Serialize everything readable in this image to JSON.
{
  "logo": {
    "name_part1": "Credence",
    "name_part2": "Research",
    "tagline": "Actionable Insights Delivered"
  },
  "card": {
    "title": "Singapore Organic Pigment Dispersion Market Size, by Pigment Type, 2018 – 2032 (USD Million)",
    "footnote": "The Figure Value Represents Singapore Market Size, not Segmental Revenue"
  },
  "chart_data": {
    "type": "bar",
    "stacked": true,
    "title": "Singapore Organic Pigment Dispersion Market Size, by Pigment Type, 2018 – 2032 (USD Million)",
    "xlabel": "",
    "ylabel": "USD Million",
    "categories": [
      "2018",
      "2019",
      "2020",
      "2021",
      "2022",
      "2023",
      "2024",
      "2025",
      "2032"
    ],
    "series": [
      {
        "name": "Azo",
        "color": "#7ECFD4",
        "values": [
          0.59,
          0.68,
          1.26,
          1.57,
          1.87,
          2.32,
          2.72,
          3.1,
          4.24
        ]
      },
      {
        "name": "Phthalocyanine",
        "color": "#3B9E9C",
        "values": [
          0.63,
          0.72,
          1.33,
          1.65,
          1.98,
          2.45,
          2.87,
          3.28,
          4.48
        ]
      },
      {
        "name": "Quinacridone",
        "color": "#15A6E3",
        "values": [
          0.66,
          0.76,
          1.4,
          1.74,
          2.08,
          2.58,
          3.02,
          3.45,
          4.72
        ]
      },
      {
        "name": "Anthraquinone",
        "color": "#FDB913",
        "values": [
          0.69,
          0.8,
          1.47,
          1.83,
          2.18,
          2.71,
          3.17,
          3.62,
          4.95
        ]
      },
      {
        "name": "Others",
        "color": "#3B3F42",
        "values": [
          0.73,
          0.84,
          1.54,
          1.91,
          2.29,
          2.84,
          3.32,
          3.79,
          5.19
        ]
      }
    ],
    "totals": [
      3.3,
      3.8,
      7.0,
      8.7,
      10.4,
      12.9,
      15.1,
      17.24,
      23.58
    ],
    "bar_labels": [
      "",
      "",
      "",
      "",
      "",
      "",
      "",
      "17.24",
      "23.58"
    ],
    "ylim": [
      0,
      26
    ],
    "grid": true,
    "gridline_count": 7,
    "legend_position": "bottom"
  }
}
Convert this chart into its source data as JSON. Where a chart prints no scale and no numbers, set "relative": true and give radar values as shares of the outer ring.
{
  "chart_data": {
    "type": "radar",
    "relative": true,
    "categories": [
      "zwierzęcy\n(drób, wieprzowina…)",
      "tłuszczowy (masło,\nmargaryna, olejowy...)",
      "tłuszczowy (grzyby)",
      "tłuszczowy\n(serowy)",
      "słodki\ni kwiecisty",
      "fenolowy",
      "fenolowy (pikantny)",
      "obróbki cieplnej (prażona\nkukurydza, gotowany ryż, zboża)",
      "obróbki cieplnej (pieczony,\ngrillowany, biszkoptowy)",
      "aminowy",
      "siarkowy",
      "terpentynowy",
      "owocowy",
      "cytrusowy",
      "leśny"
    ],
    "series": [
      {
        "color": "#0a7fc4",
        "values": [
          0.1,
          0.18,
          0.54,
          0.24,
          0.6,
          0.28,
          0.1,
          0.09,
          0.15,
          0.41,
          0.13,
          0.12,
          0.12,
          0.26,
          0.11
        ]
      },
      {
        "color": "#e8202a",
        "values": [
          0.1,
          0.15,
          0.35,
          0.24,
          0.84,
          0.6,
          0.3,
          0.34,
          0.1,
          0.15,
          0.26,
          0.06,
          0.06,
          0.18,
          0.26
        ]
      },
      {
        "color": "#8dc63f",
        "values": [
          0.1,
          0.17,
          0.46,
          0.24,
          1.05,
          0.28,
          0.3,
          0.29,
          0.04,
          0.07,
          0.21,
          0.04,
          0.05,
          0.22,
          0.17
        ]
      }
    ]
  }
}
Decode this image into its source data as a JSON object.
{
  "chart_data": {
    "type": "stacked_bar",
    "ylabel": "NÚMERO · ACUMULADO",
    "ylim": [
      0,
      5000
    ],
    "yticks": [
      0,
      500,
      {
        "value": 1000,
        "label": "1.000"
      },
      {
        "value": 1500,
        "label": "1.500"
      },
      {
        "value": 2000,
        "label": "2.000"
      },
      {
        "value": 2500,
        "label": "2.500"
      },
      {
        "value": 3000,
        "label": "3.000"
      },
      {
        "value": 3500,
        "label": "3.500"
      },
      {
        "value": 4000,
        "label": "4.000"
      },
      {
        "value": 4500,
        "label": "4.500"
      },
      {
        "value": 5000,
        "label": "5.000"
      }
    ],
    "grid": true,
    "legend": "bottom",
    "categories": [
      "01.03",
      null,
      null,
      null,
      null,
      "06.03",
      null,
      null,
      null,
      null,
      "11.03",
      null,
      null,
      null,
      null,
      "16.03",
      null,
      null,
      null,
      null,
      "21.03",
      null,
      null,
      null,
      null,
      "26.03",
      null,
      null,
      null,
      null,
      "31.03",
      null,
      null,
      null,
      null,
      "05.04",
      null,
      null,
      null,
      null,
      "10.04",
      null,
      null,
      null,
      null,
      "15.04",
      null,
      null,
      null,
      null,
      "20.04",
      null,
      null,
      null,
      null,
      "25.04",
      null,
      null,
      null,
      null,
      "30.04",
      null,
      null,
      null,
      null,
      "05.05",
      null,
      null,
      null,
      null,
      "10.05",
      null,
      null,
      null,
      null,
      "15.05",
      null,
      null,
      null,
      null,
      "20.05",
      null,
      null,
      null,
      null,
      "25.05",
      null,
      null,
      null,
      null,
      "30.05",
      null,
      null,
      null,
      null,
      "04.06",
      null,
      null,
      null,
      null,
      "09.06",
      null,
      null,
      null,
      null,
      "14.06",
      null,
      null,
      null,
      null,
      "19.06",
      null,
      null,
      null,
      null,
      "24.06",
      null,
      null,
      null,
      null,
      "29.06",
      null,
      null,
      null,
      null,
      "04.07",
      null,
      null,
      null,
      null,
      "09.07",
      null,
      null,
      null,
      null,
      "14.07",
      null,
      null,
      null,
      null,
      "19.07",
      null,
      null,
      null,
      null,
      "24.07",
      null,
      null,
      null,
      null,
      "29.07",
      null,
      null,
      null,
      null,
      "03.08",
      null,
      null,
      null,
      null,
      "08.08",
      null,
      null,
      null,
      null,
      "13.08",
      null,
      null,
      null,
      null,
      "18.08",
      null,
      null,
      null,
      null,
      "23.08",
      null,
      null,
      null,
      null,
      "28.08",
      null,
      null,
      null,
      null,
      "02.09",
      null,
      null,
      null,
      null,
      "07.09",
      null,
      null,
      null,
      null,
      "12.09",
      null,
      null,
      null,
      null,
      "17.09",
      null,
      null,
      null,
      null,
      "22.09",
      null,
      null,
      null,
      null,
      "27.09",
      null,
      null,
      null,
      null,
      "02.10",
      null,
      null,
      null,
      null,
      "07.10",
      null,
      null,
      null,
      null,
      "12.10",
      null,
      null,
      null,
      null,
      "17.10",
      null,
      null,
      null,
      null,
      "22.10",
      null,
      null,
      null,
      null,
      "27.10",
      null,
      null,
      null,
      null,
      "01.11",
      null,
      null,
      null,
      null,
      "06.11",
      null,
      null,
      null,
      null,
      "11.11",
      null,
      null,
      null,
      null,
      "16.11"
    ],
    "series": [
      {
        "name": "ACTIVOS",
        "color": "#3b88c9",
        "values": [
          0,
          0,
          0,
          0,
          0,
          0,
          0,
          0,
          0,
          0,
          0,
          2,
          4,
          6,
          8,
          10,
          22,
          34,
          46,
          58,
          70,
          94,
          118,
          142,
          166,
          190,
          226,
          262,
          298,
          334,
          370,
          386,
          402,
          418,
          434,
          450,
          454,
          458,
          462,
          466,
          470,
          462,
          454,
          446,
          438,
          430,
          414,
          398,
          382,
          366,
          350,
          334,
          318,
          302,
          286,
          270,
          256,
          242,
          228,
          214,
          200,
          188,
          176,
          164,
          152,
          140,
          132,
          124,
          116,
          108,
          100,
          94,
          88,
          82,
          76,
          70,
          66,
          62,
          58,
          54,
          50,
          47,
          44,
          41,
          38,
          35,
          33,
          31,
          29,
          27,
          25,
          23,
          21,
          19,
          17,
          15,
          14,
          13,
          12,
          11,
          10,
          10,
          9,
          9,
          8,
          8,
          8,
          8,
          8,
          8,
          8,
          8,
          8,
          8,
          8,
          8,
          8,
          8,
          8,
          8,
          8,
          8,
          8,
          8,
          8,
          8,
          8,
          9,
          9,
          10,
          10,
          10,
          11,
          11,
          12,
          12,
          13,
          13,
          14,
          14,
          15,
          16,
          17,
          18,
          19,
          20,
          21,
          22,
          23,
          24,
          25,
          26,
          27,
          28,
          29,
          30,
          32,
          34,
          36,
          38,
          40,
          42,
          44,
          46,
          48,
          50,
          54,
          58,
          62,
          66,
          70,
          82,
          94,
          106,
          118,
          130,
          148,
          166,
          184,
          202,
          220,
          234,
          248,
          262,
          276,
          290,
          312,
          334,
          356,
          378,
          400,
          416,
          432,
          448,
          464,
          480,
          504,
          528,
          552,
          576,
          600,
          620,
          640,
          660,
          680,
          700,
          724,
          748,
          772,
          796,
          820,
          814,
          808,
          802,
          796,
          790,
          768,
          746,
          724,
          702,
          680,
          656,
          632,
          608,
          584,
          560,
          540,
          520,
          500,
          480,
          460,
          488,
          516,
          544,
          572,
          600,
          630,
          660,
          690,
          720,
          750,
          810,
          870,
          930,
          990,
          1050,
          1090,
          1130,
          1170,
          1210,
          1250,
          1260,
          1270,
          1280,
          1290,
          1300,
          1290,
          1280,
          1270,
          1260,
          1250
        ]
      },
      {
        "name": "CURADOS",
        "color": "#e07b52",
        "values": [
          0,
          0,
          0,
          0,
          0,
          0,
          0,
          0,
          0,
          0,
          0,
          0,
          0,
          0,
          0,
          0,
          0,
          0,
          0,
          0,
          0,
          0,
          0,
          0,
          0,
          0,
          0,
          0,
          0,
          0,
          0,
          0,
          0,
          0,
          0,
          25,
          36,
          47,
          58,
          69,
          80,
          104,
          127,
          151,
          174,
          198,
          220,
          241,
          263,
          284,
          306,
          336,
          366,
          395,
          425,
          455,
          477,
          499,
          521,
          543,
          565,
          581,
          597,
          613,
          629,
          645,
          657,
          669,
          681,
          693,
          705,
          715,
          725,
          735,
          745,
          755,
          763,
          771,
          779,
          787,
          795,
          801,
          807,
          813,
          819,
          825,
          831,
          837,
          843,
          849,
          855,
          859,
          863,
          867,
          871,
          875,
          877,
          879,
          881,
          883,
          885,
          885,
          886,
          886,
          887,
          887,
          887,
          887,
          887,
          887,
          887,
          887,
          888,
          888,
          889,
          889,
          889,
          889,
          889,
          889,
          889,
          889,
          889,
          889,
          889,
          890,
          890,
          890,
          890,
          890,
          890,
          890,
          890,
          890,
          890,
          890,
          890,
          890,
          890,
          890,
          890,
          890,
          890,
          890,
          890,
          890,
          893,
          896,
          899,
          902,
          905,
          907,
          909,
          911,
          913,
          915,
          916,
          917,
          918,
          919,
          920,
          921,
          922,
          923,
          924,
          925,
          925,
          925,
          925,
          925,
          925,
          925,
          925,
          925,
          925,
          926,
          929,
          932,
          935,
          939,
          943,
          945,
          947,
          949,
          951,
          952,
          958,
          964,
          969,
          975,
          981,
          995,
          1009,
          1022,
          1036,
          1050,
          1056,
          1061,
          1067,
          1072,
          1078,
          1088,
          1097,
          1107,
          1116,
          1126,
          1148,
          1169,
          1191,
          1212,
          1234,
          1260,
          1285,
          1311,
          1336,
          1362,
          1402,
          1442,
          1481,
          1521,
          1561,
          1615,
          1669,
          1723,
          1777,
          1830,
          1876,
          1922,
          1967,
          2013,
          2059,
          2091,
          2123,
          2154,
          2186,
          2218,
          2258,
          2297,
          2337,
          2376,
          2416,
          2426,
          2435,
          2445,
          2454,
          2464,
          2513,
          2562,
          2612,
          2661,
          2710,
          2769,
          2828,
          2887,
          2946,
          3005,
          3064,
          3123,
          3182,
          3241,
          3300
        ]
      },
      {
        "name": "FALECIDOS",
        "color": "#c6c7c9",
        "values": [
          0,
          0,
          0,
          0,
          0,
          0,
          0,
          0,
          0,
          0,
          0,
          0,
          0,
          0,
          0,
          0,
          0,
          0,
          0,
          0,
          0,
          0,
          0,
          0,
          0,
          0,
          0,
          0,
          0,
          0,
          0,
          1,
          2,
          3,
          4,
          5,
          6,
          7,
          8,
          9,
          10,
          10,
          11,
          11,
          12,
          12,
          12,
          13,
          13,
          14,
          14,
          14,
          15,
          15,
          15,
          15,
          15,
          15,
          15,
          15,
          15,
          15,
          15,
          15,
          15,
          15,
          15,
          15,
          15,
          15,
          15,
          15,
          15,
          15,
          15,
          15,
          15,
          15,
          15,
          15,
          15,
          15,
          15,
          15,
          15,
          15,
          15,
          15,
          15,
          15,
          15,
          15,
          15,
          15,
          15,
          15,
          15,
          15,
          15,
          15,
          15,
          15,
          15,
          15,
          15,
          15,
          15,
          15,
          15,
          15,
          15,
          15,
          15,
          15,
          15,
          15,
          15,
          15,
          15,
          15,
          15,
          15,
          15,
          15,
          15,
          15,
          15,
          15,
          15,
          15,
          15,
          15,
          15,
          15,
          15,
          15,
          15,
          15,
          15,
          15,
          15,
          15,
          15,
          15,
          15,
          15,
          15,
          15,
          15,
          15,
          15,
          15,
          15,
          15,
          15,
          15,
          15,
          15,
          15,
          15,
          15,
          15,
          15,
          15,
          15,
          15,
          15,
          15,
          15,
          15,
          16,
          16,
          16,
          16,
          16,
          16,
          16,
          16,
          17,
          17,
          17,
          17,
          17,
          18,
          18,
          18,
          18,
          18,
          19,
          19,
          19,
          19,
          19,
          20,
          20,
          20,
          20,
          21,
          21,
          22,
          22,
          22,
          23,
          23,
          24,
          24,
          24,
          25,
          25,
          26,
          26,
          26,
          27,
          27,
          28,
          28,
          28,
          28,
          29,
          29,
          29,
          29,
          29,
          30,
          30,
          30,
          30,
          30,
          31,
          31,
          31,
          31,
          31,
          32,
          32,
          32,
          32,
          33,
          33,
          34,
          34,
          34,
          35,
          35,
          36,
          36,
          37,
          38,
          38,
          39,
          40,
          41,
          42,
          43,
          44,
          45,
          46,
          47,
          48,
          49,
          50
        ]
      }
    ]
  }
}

--- --- ---

Problem requirements >>
Search the records for the string "color" and return every line in which it occurs.

Correct result >>
        "color": "#7ECFD4",
        "color": "#3B9E9C",
        "color": "#15A6E3",
        "color": "#FDB913",
        "color": "#3B3F42",
        "color": "#0a7fc4",
        "color": "#e8202a",
        "color": "#8dc63f",
        "color": "#3b88c9",
        "color": "#e07b52",
        "color": "#c6c7c9",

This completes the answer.